'''

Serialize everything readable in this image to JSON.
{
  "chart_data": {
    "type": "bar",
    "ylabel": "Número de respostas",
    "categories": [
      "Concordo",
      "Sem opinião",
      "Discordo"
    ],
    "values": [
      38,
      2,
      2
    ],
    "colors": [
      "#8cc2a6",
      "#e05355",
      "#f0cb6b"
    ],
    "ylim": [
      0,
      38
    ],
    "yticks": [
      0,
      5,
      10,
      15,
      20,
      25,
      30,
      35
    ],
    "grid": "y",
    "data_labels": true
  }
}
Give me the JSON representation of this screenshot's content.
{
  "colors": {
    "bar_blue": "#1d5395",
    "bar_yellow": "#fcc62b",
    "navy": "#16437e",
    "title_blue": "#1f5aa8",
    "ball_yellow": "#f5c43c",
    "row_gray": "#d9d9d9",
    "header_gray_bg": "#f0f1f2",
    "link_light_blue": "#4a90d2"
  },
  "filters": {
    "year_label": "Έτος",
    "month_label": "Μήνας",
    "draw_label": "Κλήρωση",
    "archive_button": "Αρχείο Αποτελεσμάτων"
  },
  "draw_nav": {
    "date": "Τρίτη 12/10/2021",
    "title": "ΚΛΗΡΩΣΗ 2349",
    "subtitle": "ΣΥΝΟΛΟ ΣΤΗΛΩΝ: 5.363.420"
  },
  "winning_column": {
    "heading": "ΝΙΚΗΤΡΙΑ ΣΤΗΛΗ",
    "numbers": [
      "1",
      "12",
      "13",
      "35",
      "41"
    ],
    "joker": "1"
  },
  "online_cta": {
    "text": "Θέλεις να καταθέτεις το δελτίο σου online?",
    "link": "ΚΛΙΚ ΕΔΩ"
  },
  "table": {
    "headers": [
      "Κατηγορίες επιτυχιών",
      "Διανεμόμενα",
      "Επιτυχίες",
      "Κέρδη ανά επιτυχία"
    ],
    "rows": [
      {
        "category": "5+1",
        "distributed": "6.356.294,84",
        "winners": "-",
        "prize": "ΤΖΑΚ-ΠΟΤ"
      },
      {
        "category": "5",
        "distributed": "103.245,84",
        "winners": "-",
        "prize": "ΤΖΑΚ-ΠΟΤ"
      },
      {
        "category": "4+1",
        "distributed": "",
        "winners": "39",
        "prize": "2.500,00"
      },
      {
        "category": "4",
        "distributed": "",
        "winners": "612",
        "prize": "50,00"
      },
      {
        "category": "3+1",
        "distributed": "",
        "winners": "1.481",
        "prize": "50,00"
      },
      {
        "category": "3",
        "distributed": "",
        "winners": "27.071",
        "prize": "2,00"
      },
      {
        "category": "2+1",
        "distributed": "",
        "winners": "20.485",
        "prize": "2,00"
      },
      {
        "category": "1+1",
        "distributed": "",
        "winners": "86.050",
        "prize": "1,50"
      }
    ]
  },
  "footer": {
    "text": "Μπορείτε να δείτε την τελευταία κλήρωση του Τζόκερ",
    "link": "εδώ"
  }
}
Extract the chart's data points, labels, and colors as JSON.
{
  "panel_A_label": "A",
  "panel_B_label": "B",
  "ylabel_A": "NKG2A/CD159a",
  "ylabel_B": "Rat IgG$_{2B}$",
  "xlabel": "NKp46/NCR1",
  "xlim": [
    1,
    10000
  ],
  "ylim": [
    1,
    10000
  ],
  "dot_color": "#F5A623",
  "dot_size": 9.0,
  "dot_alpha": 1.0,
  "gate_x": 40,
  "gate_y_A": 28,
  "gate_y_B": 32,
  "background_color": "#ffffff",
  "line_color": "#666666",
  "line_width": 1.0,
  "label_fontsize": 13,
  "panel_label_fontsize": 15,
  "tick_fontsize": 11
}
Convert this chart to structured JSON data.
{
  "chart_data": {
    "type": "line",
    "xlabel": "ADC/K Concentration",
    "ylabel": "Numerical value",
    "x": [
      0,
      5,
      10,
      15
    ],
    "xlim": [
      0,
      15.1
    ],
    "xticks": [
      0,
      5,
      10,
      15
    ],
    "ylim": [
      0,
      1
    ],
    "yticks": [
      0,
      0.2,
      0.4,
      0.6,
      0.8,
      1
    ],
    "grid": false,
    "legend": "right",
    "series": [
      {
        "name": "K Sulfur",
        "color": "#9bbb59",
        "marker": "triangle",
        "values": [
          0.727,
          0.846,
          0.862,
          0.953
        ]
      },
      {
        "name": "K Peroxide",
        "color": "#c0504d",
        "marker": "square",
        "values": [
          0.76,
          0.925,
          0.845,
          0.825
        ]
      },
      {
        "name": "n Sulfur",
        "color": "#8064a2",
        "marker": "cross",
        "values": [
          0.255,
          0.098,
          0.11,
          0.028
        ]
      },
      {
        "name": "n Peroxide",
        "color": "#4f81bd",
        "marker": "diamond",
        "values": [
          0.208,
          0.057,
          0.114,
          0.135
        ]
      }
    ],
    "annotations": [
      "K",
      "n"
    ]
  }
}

'''

▸ **What you should do**
Your task is to retype all of the records exactly.

▸ **Solution to this problem**
Serialize everything readable in this image to JSON.
{
  "chart_data": {
    "type": "bar",
    "ylabel": "Número de respostas",
    "categories": [
      "Concordo",
      "Sem opinião",
      "Discordo"
    ],
    "values": [
      38,
      2,
      2
    ],
    "colors": [
      "#8cc2a6",
      "#e05355",
      "#f0cb6b"
    ],
    "ylim": [
      0,
      38
    ],
    "yticks": [
      0,
      5,
      10,
      15,
      20,
      25,
      30,
      35
    ],
    "grid": "y",
    "data_labels": true
  }
}
Give me the JSON representation of this screenshot's content.
{
  "colors": {
    "bar_blue": "#1d5395",
    "bar_yellow": "#fcc62b",
    "navy": "#16437e",
    "title_blue": "#1f5aa8",
    "ball_yellow": "#f5c43c",
    "row_gray": "#d9d9d9",
    "header_gray_bg": "#f0f1f2",
    "link_light_blue": "#4a90d2"
  },
  "filters": {
    "year_label": "Έτος",
    "month_label": "Μήνας",
    "draw_label": "Κλήρωση",
    "archive_button": "Αρχείο Αποτελεσμάτων"
  },
  "draw_nav": {
    "date": "Τρίτη 12/10/2021",
    "title": "ΚΛΗΡΩΣΗ 2349",
    "subtitle": "ΣΥΝΟΛΟ ΣΤΗΛΩΝ: 5.363.420"
  },
  "winning_column": {
    "heading": "ΝΙΚΗΤΡΙΑ ΣΤΗΛΗ",
    "numbers": [
      "1",
      "12",
      "13",
      "35",
      "41"
    ],
    "joker": "1"
  },
  "online_cta": {
    "text": "Θέλεις να καταθέτεις το δελτίο σου online?",
    "link": "ΚΛΙΚ ΕΔΩ"
  },
  "table": {
    "headers": [
      "Κατηγορίες επιτυχιών",
      "Διανεμόμενα",
      "Επιτυχίες",
      "Κέρδη ανά επιτυχία"
    ],
    "rows": [
      {
        "category": "5+1",
        "distributed": "6.356.294,84",
        "winners": "-",
        "prize": "ΤΖΑΚ-ΠΟΤ"
      },
      {
        "category": "5",
        "distributed": "103.245,84",
        "winners": "-",
        "prize": "ΤΖΑΚ-ΠΟΤ"
      },
      {
        "category": "4+1",
        "distributed": "",
        "winners": "39",
        "prize": "2.500,00"
      },
      {
        "category": "4",
        "distributed": "",
        "winners": "612",
        "prize": "50,00"
      },
      {
        "category": "3+1",
        "distributed": "",
        "winners": "1.481",
        "prize": "50,00"
      },
      {
        "category": "3",
        "distributed": "",
        "winners": "27.071",
        "prize": "2,00"
      },
      {
        "category": "2+1",
        "distributed": "",
        "winners": "20.485",
        "prize": "2,00"
      },
      {
        "category": "1+1",
        "distributed": "",
        "winners": "86.050",
        "prize": "1,50"
      }
    ]
  },
  "footer": {
    "text": "Μπορείτε να δείτε την τελευταία κλήρωση του Τζόκερ",
    "link": "εδώ"
  }
}
Extract the chart's data points, labels, and colors as JSON.
{
  "panel_A_label": "A",
  "panel_B_label": "B",
  "ylabel_A": "NKG2A/CD159a",
  "ylabel_B": "Rat IgG$_{2B}$",
  "xlabel": "NKp46/NCR1",
  "xlim": [
    1,
    10000
  ],
  "ylim": [
    1,
    10000
  ],
  "dot_color": "#F5A623",
  "dot_size": 9.0,
  "dot_alpha": 1.0,
  "gate_x": 40,
  "gate_y_A": 28,
  "gate_y_B": 32,
  "background_color": "#ffffff",
  "line_color": "#666666",
  "line_width": 1.0,
  "label_fontsize": 13,
  "panel_label_fontsize": 15,
  "tick_fontsize": 11
}
Convert this chart to structured JSON data.
{
  "chart_data": {
    "type": "line",
    "xlabel": "ADC/K Concentration",
    "ylabel": "Numerical value",
    "x": [
      0,
      5,
      10,
      15
    ],
    "xlim": [
      0,
      15.1
    ],
    "xticks": [
      0,
      5,
      10,
      15
    ],
    "ylim": [
      0,
      1
    ],
    "yticks": [
      0,
      0.2,
      0.4,
      0.6,
      0.8,
      1
    ],
    "grid": false,
    "legend": "right",
    "series": [
      {
        "name": "K Sulfur",
        "color": "#9bbb59",
        "marker": "triangle",
        "values": [
          0.727,
          0.846,
          0.862,
          0.953
        ]
      },
      {
        "name": "K Peroxide",
        "color": "#c0504d",
        "marker": "square",
        "values": [
          0.76,
          0.925,
          0.845,
          0.825
        ]
      },
      {
        "name": "n Sulfur",
        "color": "#8064a2",
        "marker": "cross",
        "values": [
          0.255,
          0.098,
          0.11,
          0.028
        ]
      },
      {
        "name": "n Peroxide",
        "color": "#4f81bd",
        "marker": "diamond",
        "values": [
          0.208,
          0.057,
          0.114,
          0.135
        ]
      }
    ],
    "annotations": [
      "K",
      "n"
    ]
  }
}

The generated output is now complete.